▶ _Task requirements_
(a) Output the server failover text from "Failover - Overview" up to and including "System supplier control.", word for word.
(b) Pick up the server failover text after its final line and keep writing it.

▶ _Provided text_
◆ ◆ ◆ ◆ ◆ ◆ ◆

Server failover

YSoft SafeQ Server Failover System

images/download/attachments/21955323/quotes.png As a System Administrator, I would like to configure my printing environment in the way there is not a single point of failure, so that I can significantly increase high availability of printing services.

System readiness (especially 3rd party technologies, like NLB) must be consulted with Y Soft before using with customer.

Failover - Overview

Note: Failover works only within high-speed and low-latency networks (preferably 1Gb ethernet networks). Based on experience from our existing customers, printing via slow networks is generally unacceptable for end-users even for a short period of time. The failover currently works only with SafeQ CML "cluster". Although ORS servers can also form "clusters/near roaming groups", automated failover isn't fully supported at the moment.

Assumptions

SafeQ System offers application-level failover and load balancing which encompasses all system components. This failover and load balancing is however subject to limitations imposed by components beyond SafeQ CML System supplier control.

Solution is based on the YSoft SafeQ Application level clustering technology. This technology is based on the inter-server communication, message exchange and metadata synchronization among individual YSoft SafeQ CML Servers.

There are two pre-requisites:

  • to have the CML servers available on high-speed and low-latency network (preferably fiber optics).

  • to have all YSoft SafeQ components (CML Server Core, Terminal Server) installed at the same server and to have database instance for every system in the cluster.

To enable full failover and load balancing for MFPs connected with YSoft SafeQ system, there are three options to be used:

  1. For some devices and technologies, client-based failover mechanism can be used

  2. Microsoft Cluster Services (MSCS)

  3. Microsoft Windows Network Load Balancing (NLB) technology can be leveraged

Failover options

Option

Pros

Cons

Client based server real-time failover mechanism

  • doesn't require any infrastructure changes

  • device are equity divided among the nodes

  • requires application support

  • requires client software to be installed at workstations

  • for embedded (WS-based) technologies, it requires re-installation of the device and may confuse users

Server OS based real-time server failover mechanism (MSCS)

  • state of the art solution

  • requires complex infrastructure configuration 

  • expensive initial investments

  • expensive maintenance

  • virtual IP must be used for administration (Terminal Server connected with local server only)

Server OS based real-time server failover mechanism (WNLB)

◆ ◆ ◆ ◆ ◆ ◆ ◆

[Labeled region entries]
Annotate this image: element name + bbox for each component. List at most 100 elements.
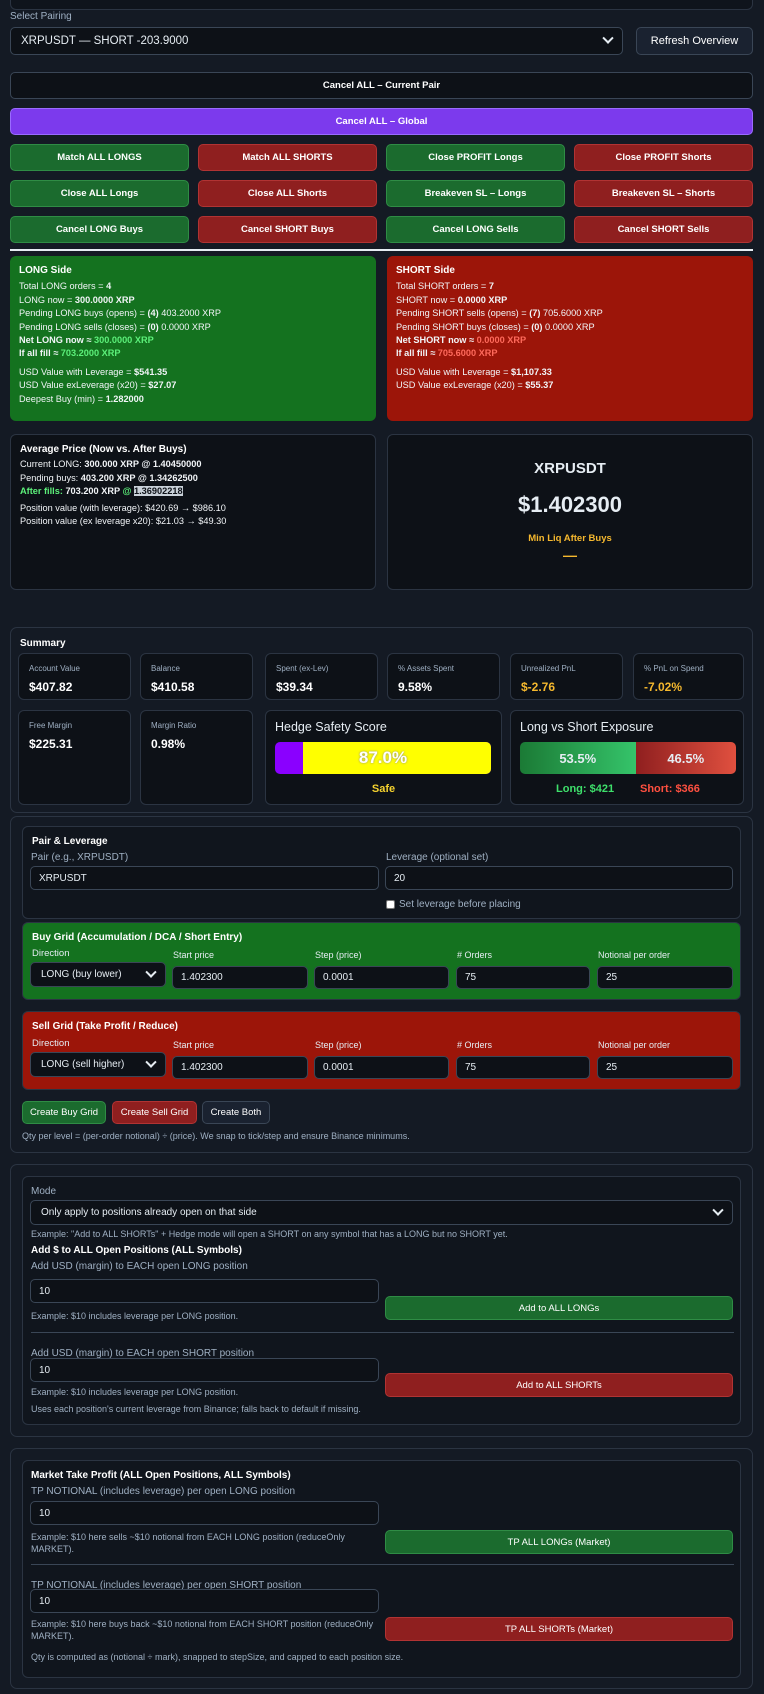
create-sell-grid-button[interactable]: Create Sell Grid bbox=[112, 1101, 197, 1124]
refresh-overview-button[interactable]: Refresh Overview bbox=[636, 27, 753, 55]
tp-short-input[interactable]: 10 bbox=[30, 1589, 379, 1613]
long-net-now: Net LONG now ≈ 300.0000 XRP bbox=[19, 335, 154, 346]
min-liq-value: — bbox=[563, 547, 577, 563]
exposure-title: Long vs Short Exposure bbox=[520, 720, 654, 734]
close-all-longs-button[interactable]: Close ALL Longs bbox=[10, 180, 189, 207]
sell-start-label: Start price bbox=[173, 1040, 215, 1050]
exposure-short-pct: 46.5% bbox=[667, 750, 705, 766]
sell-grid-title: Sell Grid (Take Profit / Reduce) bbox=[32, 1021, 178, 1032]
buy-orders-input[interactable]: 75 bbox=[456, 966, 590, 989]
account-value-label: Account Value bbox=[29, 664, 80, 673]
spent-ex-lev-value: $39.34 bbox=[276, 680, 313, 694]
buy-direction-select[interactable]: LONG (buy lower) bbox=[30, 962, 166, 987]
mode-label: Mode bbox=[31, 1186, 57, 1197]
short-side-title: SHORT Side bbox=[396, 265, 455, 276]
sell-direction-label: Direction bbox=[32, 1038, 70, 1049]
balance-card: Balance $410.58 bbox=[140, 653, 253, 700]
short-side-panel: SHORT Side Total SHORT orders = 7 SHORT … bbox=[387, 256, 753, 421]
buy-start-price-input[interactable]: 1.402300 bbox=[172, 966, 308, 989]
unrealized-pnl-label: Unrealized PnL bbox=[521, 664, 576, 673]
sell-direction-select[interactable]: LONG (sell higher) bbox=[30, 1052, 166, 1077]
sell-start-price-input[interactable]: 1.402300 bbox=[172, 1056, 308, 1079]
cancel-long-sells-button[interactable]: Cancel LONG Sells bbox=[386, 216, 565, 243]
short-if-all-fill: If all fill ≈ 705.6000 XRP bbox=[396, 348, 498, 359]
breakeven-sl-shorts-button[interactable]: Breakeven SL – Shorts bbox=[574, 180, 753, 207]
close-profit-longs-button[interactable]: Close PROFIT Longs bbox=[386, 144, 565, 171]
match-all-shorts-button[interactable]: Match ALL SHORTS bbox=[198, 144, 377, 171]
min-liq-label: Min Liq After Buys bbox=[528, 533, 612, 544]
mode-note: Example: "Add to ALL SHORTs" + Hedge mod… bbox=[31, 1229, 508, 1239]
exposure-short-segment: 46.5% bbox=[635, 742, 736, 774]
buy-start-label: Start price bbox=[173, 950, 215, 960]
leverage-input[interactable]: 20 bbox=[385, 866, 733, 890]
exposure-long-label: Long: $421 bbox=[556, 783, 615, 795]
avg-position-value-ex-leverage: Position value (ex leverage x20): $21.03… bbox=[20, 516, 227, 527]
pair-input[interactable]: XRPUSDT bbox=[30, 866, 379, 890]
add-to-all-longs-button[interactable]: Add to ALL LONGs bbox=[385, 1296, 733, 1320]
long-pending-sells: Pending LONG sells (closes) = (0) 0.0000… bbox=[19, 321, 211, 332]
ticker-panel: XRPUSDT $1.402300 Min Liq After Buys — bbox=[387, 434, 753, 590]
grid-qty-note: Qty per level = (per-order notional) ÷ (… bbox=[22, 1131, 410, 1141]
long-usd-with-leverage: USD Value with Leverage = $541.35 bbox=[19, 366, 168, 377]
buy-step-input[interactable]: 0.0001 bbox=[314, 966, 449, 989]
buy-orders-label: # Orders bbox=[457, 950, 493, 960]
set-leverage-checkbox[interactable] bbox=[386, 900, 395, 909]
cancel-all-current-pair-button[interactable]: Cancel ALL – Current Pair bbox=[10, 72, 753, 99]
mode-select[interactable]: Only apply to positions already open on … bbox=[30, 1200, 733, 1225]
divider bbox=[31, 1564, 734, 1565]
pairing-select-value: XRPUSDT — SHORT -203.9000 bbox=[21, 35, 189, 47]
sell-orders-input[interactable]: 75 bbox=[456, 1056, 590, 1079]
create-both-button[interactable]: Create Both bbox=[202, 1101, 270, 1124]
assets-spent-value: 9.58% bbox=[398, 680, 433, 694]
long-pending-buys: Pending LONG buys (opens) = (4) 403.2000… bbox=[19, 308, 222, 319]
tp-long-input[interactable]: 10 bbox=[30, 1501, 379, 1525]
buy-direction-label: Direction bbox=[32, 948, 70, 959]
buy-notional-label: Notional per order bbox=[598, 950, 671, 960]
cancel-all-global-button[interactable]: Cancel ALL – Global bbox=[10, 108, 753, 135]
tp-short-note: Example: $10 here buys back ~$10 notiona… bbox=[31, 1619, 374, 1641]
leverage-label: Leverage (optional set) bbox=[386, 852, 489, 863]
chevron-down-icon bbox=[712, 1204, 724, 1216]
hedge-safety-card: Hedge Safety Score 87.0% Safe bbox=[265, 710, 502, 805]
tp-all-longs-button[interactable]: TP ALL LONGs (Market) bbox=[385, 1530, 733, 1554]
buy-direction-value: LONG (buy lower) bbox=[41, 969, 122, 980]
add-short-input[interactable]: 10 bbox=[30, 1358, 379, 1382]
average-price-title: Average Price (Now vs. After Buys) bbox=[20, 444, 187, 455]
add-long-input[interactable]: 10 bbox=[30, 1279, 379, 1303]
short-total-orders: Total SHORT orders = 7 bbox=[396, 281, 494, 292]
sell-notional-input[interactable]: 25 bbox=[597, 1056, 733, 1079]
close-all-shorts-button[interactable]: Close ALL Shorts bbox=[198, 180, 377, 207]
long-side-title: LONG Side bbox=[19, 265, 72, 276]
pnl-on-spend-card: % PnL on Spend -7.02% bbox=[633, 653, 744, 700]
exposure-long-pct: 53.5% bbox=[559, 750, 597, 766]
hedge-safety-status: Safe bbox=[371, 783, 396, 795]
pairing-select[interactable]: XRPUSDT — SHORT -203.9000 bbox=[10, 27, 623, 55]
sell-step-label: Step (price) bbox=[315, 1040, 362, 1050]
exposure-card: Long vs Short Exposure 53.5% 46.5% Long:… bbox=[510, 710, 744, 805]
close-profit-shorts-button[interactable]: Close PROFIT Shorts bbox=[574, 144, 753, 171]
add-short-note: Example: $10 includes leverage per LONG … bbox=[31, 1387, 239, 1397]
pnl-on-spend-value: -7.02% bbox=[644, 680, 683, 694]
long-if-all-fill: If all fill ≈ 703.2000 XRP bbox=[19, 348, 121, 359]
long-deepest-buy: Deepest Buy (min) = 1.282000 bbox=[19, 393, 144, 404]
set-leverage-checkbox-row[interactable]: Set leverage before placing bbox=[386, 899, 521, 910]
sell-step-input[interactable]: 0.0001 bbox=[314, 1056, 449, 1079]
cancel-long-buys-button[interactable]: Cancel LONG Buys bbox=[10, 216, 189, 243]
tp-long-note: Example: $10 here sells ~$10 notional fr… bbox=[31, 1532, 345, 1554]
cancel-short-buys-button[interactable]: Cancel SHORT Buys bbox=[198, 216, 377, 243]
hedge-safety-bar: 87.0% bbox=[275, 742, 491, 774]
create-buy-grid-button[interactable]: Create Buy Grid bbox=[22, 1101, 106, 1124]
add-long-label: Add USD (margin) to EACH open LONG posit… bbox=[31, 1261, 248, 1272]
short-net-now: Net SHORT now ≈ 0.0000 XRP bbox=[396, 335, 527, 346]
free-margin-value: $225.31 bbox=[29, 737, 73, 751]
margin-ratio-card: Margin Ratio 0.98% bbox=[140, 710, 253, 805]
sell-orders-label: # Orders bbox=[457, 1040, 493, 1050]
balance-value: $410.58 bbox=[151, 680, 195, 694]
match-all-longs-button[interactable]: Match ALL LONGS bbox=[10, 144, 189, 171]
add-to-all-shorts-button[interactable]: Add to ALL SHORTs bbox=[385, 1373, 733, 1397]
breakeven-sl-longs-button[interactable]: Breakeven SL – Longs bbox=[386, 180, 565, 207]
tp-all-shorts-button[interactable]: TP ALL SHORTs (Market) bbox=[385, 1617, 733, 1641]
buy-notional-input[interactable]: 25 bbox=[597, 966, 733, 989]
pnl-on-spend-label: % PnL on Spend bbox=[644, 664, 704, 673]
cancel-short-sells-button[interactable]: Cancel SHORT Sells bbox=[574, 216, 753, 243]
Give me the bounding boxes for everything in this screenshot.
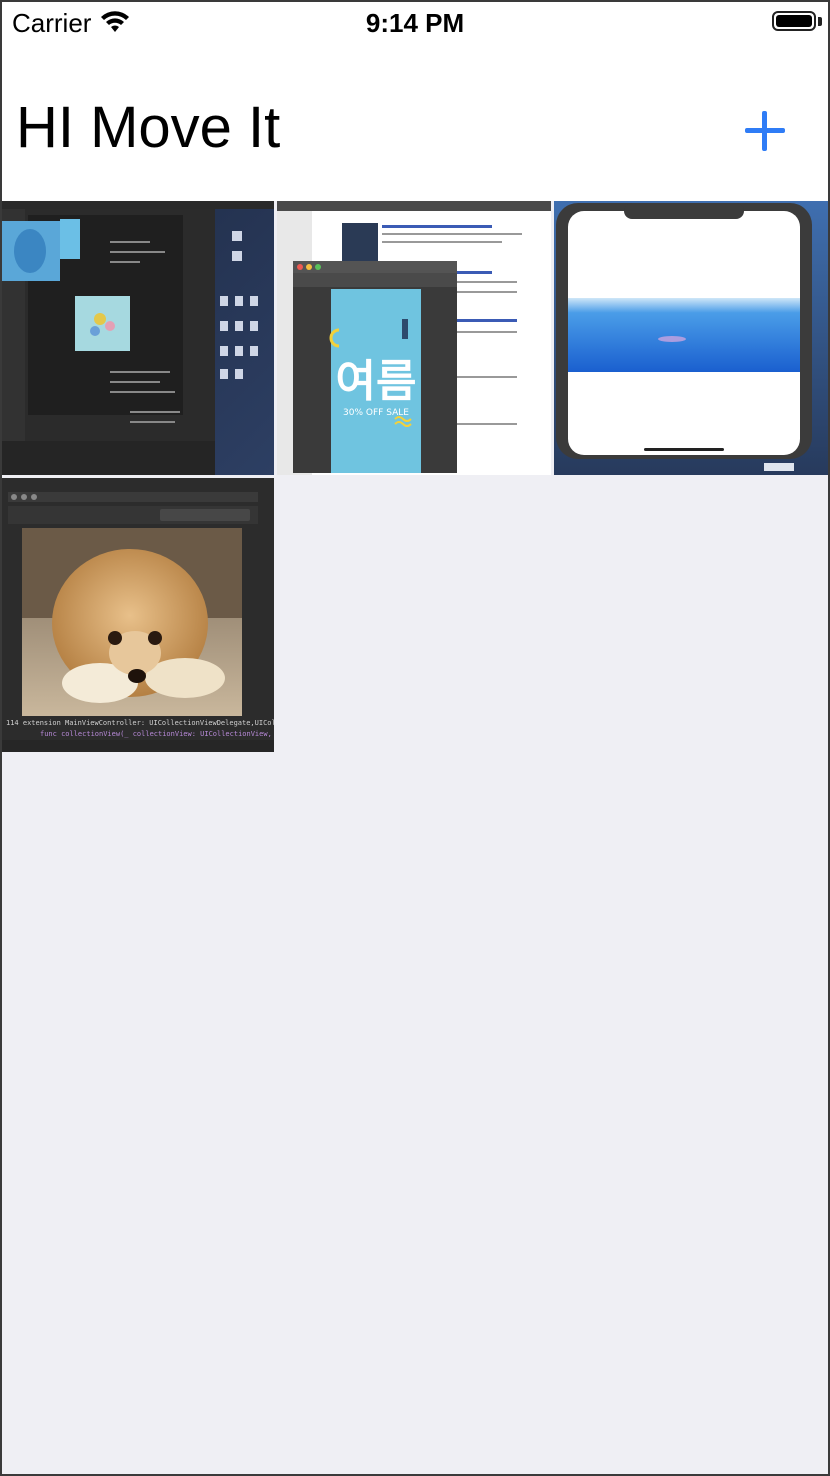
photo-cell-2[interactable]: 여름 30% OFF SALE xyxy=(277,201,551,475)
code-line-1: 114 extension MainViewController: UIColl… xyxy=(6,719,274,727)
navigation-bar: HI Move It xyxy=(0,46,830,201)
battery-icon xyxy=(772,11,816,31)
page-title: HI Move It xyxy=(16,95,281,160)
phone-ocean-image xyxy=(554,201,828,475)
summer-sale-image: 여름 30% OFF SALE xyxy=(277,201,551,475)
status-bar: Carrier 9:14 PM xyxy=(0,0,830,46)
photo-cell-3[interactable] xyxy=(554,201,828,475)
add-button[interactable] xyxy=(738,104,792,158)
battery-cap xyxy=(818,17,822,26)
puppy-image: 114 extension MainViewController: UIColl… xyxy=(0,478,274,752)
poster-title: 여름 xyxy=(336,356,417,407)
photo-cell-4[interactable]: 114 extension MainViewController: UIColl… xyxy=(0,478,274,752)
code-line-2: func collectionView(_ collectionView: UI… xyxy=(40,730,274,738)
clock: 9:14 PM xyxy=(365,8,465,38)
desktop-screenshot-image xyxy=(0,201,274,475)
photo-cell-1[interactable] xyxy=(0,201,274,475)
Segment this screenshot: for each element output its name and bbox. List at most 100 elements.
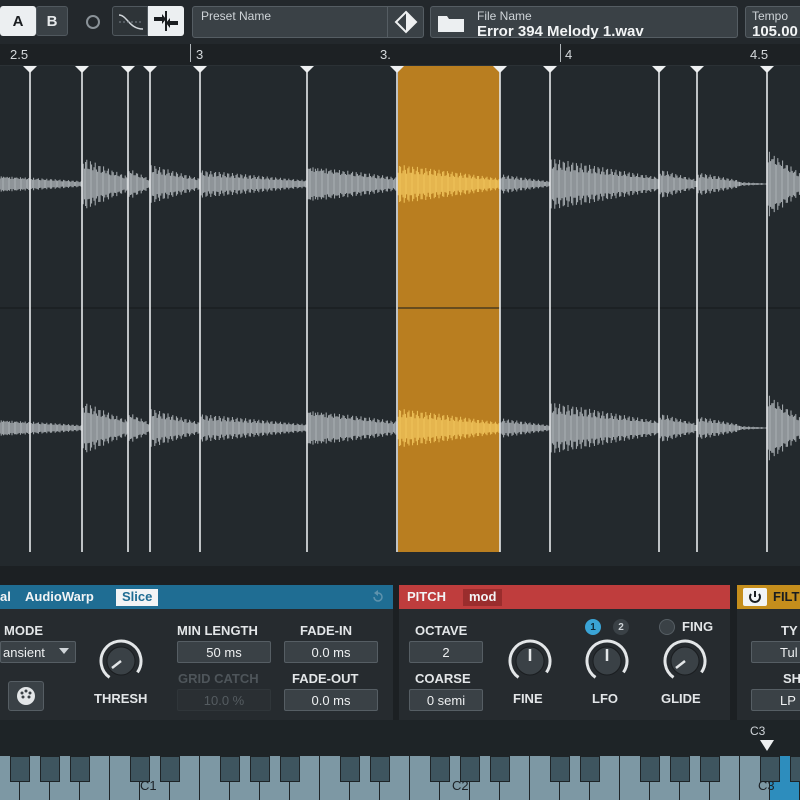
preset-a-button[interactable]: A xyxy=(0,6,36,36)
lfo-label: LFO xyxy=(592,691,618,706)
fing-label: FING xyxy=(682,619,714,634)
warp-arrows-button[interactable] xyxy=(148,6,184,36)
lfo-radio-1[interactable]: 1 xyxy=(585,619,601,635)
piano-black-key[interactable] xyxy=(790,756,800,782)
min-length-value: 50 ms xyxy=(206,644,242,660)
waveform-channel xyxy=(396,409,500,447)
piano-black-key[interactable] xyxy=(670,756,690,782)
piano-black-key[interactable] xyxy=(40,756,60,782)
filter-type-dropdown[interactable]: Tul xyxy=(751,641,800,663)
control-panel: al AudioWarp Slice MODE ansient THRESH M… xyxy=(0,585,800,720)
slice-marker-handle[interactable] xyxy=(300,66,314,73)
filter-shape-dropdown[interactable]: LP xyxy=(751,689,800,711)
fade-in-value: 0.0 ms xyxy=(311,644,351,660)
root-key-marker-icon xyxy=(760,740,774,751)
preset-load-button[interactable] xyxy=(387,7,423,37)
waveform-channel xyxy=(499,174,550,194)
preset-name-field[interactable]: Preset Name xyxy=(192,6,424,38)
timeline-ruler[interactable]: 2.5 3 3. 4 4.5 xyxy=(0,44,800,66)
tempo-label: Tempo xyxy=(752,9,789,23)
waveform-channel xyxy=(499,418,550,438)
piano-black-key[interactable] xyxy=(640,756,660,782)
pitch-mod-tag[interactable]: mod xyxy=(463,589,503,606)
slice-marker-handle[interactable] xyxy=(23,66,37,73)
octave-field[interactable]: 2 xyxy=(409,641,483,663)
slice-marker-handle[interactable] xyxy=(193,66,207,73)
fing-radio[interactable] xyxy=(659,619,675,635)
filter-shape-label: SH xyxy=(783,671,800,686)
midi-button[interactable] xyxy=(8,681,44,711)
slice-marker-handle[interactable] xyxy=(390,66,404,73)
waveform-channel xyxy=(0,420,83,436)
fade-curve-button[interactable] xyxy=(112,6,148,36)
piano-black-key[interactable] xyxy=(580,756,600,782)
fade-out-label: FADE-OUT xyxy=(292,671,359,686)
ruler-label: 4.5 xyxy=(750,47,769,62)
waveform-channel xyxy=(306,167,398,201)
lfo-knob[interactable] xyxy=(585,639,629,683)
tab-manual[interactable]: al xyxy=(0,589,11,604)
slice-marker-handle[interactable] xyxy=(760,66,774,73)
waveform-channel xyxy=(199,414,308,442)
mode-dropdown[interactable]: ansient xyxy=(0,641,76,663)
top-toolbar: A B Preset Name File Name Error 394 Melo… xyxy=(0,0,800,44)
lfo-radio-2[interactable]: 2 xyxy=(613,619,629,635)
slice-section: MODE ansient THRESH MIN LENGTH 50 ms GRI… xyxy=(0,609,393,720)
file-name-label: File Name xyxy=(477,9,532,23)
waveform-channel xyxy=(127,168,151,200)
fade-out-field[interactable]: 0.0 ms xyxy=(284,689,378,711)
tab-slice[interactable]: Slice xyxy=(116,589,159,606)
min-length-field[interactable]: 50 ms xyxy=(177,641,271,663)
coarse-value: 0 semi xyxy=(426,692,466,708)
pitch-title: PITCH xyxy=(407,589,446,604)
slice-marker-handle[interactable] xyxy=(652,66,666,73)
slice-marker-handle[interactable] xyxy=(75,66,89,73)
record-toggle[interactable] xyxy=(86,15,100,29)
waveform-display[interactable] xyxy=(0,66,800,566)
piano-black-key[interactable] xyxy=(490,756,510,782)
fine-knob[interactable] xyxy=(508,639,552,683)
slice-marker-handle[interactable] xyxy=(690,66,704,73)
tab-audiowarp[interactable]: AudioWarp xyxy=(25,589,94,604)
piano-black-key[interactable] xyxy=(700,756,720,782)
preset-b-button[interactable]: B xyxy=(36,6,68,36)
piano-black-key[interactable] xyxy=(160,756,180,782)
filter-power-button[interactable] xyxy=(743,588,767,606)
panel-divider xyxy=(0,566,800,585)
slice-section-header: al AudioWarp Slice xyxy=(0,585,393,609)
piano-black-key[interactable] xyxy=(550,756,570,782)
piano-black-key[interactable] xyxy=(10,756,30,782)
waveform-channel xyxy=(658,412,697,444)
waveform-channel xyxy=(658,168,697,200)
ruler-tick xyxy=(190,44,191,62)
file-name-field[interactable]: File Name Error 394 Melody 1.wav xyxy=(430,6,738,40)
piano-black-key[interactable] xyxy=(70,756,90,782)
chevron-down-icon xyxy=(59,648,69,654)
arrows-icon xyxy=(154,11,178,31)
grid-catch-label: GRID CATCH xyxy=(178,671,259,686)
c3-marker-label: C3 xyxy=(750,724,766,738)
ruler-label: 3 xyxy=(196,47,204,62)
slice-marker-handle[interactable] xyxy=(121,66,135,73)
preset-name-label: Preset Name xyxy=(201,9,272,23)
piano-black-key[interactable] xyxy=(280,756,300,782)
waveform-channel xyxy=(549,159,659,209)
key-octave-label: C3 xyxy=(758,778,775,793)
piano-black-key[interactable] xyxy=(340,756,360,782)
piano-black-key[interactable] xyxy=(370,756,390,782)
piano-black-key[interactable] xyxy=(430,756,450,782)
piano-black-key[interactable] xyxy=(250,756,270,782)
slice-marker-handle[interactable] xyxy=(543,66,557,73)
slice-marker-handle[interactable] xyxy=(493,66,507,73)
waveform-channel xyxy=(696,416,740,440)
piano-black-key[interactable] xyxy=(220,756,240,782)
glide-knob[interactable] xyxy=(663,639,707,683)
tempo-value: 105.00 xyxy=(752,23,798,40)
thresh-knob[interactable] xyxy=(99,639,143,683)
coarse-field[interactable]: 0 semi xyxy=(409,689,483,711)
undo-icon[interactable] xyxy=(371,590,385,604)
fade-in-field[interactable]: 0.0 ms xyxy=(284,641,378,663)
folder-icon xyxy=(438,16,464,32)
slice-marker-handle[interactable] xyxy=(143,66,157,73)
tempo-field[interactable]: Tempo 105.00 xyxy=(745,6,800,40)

◆ ◆ ◆ ◆ ◆ ◆ ◆

▶ _Answers for the exercise_
(a)
Failover - Overview

Note: Failover works only within high-speed and low-latency networks (preferably 1Gb ethernet networks). Based on experience from our existing customers, printing via slow networks is generally unacceptable for end-users even for a short period of time. The failover currently works only with SafeQ CML "cluster". Although ORS servers can also form "clusters/near roaming groups", automated failover isn't fully supported at the moment.

Assumptions

SafeQ System offers application-level failover and load balancing which encompasses all system components. This failover and load balancing is however subject to limitations imposed by components beyond SafeQ CML System supplier control.

(b)
  • included in Standard Windows server version

  • fully transparent to the end users

  • fast and reliable solution that covers both load balancing and fail over

  • requires extra infrastructure configuration

  • network multicasting among servers shall be configured to get the best performance

Client based server real-time failover mechanism

Client based failover system expects that there is a smart component installed at the client system that checks for server availability. Such system is fully active providing both server failover and load-balancing.

images/download/attachments/21955323/Failover-CB.png
( blue line - print from workstation , green line - print to the printer , black line - authentication from terminal )

YSoft SafeQ Hardware Terminal for Printers/MFPs

  • Hardware terminal checks the server availability upon every authentication requests and initialize the session with responding server.

YSoft SafeQ Workstation Client for Print Servers and User Workstations

  • The client component verifies availability of individual servers and re-directs print job to available print server.

    • If the server fails, the client automatically prints the document to the other server

    • Print Job Data is not synchronized among servers, to ensure availability of stored print jobs, it is recommended to use shared SAN storage.

images/s/-3eliqb/8502/404359a7d2ab19c9c7c58d12013124a386b28257/_/images/icons/emoticons/lightbulb_on.svg This option is by default available for External Terminals and any workstation or print server with installed YSoft SafeQ Client and print driver (system print queue).

Server OS based real-time server failover mechanism

OS based failover system works with assumption there is an operating system level mechanism that can

  1. provide single IP address / host name to external systems (so that print servers, user workstations and multi-functional printers don't need to verify server availability or switch among multiple servers and

  2. provide mechanism to re-direct traffic to the secondary server(s) in case of primary server's outage.

images/download/attachments/21955323/Failover-WNLB.png
( blue line - print from workstation , green line - print to the printer , black line - authentication from terminal )

Currently supported mechanisms are MSCS and NLB:

MSCS (Microsoft Cluster Server) - Windows Server Enterprise edition

  • Windows Shared Print Queues (print drivers + Enterprise version of YSoft SafeQ Client) and SafeQ components are deployed as a clustered services.

  • In this case redundancy requires that applications be installed on multiple servers within the cluster. However, an application is online on only one node at any point in time.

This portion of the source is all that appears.